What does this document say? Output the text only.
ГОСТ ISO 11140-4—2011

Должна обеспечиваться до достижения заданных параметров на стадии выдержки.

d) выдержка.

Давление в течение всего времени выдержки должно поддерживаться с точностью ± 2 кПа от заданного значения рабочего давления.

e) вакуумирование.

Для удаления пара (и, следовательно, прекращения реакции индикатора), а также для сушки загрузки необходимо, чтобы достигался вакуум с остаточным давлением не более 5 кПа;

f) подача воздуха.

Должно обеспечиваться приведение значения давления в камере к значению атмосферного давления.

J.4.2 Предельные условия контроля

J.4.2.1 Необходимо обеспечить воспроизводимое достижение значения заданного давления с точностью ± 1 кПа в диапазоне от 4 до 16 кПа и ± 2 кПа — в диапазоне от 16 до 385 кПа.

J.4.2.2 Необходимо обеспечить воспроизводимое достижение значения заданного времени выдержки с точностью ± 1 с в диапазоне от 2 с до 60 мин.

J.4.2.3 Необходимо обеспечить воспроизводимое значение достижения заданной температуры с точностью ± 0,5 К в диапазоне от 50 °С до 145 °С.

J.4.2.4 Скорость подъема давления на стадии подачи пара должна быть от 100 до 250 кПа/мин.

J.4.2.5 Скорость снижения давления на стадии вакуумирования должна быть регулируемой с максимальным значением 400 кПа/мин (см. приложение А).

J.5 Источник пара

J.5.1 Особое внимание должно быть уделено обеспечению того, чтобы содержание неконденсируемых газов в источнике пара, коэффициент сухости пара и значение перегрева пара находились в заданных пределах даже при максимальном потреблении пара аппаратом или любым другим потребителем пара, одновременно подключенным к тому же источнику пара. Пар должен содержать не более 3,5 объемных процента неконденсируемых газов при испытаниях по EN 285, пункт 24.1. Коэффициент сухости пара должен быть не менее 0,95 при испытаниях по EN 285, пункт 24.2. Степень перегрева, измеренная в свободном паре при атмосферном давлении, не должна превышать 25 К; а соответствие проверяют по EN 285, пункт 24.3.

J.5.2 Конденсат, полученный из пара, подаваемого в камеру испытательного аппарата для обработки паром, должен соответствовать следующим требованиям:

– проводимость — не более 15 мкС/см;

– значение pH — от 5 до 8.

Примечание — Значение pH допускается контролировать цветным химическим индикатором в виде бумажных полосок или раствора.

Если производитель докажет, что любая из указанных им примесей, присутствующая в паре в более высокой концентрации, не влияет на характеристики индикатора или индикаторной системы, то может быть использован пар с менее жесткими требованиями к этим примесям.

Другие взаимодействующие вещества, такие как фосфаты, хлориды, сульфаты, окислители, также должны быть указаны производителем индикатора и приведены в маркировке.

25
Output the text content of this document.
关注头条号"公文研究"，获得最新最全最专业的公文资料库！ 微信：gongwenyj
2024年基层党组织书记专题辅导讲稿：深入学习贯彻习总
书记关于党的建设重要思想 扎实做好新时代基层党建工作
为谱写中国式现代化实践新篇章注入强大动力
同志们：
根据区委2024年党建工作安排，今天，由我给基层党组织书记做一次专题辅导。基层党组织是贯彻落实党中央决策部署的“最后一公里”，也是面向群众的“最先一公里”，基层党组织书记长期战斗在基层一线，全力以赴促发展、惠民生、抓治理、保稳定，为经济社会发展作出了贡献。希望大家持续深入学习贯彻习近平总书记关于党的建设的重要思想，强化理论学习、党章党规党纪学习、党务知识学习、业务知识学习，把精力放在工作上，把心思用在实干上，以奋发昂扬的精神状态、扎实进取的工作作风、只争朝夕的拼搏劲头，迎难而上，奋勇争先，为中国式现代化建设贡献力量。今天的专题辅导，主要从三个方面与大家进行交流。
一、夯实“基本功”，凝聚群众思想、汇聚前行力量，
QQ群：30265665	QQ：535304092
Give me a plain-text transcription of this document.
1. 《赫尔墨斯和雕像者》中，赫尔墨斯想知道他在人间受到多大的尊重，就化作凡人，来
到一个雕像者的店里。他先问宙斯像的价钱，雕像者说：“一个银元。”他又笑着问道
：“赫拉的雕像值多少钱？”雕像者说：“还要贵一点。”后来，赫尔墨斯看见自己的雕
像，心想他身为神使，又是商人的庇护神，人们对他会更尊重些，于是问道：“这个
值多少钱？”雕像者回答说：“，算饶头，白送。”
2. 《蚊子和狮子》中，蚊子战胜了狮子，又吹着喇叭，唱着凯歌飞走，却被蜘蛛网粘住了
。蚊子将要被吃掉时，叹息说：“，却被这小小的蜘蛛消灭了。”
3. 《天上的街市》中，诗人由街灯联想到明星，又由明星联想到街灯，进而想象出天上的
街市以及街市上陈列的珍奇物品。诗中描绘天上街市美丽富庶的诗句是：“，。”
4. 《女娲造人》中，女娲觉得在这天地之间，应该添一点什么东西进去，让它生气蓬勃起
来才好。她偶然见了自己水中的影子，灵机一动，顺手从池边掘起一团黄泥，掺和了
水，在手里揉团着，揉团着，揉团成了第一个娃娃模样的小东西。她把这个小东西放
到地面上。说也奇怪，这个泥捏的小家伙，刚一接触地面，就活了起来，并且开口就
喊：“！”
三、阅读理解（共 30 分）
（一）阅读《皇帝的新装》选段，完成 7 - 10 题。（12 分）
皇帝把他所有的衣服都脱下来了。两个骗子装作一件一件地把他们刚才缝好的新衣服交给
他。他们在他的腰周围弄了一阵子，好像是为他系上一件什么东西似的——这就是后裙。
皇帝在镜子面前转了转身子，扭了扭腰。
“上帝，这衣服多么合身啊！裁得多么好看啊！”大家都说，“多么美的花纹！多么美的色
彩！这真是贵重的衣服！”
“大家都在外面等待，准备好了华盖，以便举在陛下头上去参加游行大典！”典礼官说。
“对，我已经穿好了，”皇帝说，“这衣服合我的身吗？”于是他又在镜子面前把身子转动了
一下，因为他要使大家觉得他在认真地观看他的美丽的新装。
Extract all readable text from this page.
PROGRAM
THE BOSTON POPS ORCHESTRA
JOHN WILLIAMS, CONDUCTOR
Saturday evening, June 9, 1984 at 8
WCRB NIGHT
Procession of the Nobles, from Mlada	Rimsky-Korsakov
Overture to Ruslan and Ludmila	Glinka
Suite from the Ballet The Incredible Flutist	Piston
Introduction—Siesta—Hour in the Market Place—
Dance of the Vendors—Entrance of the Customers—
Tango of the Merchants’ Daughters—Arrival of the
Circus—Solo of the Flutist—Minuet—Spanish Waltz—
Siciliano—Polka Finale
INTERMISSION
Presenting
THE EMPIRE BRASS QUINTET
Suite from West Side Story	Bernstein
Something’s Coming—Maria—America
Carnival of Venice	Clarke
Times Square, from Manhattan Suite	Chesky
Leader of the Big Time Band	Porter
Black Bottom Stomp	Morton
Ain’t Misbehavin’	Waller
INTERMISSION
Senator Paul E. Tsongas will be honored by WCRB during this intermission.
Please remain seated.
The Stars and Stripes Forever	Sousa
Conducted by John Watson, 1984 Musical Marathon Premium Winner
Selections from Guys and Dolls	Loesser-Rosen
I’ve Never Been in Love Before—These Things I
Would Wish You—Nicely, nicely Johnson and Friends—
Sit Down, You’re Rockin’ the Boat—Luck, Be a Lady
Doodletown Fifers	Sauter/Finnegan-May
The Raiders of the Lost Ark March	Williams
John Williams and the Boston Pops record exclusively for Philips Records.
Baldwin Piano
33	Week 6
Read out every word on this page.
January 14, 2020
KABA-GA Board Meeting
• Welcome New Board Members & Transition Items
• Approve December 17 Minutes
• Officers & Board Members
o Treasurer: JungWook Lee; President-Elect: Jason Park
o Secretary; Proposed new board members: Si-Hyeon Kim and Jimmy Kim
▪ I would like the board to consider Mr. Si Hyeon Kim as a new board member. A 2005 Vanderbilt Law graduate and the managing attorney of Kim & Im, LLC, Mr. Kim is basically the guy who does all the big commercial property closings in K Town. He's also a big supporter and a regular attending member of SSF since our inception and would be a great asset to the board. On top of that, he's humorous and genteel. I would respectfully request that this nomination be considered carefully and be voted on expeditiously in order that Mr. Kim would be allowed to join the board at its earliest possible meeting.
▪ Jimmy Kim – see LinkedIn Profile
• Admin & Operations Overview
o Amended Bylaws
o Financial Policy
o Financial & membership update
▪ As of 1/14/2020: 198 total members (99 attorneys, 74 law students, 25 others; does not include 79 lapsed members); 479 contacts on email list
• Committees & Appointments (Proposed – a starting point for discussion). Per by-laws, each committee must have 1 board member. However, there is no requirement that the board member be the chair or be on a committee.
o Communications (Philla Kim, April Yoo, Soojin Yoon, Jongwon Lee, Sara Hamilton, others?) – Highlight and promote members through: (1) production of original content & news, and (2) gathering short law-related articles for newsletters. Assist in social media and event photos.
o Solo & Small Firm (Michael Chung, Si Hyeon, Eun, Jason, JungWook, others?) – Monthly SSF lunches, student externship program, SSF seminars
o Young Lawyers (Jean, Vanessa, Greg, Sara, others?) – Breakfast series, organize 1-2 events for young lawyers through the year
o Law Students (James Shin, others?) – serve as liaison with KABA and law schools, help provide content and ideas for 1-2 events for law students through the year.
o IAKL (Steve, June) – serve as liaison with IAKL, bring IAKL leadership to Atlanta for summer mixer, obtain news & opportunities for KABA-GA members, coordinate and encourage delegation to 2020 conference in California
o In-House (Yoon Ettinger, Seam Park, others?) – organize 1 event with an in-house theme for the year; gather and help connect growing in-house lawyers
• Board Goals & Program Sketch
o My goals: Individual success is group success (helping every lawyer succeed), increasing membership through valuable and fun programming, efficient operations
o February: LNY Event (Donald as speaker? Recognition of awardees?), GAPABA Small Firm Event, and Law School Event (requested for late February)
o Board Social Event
..........
Copy all lines from the material that contain "времени".

Давление в течение всего времени выдержки должно поддерживаться с точностью ± 2 кПа от заданного значения рабочего давления.
J.4.2.2 Необходимо обеспечить воспроизводимое достижение значения заданного времени выдержки с точностью ± 1 с в диапазоне от 2 с до 60 мин.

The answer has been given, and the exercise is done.